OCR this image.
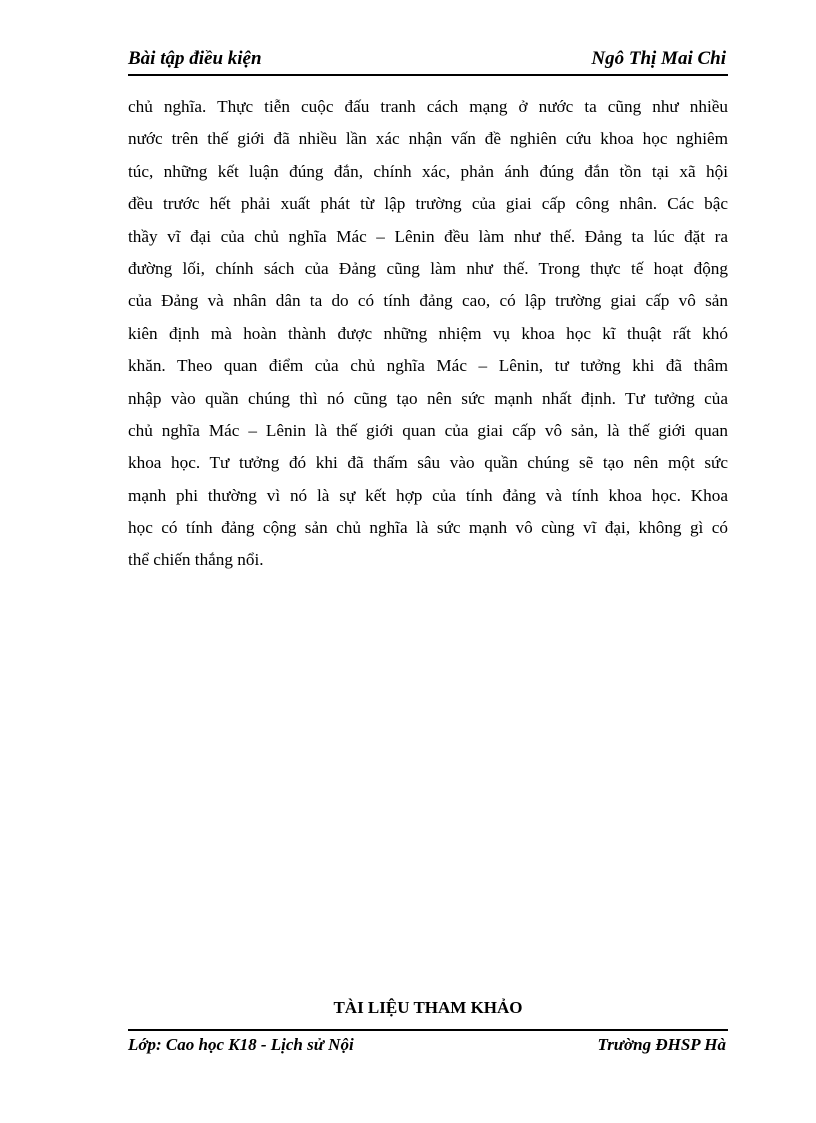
Bài tập điều kiện	Ngô Thị Mai Chi
chủ nghĩa. Thực tiễn cuộc đấu tranh cách mạng ở nước ta cũng như nhiều
nước trên thế giới đã nhiều lần xác nhận vấn đề nghiên cứu khoa học nghiêm
túc, những kết luận đúng đắn, chính xác, phản ánh đúng đắn tồn tại xã hội
đều trước hết phải xuất phát từ lập trường của giai cấp công nhân. Các bậc
thầy vĩ đại của chủ nghĩa Mác – Lênin đều làm như thế. Đảng ta lúc đặt ra
đường lối, chính sách của Đảng cũng làm như thế. Trong thực tế hoạt động
của Đảng và nhân dân ta do có tính đảng cao, có lập trường giai cấp vô sản
kiên định mà hoàn thành được những nhiệm vụ khoa học kĩ thuật rất khó
khăn. Theo quan điểm của chủ nghĩa Mác – Lênin, tư tưởng khi đã thâm
nhập vào quần chúng thì nó cũng tạo nên sức mạnh nhất định. Tư tưởng của
chủ nghĩa Mác – Lênin là thế giới quan của giai cấp vô sản, là thế giới quan
khoa học. Tư tưởng đó khi đã thấm sâu vào quần chúng sẽ tạo nên một sức
mạnh phi thường vì nó là sự kết hợp của tính đảng và tính khoa học. Khoa
học có tính đảng cộng sản chủ nghĩa là sức mạnh vô cùng vĩ đại, không gì có
thể chiến thắng nổi.
TÀI LIỆU THAM KHẢO
Lớp: Cao học K18 - Lịch sử Nội	Trường ĐHSP Hà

§ **Challenge**: Using the records above, list each line that includes "những".

§ **Expected answer**:
túc, những kết luận đúng đắn, chính xác, phản ánh đúng đắn tồn tại xã hội
kiên định mà hoàn thành được những nhiệm vụ khoa học kĩ thuật rất khó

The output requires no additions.